# WRITTEN INSTRUCTION
Reproduce each line exactly. Skip none.

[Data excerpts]
▼
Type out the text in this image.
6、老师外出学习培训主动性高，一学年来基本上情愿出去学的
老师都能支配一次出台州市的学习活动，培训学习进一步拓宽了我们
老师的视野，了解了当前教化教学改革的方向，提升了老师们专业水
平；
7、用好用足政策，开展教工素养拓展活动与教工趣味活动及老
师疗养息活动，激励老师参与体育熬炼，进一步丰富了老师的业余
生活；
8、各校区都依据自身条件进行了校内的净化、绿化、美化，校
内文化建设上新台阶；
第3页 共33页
▲
# REPLY
Type out the text in this image.
6、老师外出学习培训主动性高，一学年来基本上情愿出去学的
老师都能支配一次出台州市的学习活动，培训学习进一步拓宽了我们
老师的视野，了解了当前教化教学改革的方向，提升了老师们专业水
平；
7、用好用足政策，开展教工素养拓展活动与教工趣味活动及老
师疗养息活动，激励老师参与体育熬炼，进一步丰富了老师的业余
生活；
8、各校区都依据自身条件进行了校内的净化、绿化、美化，校
内文化建设上新台阶；
第3页 共33页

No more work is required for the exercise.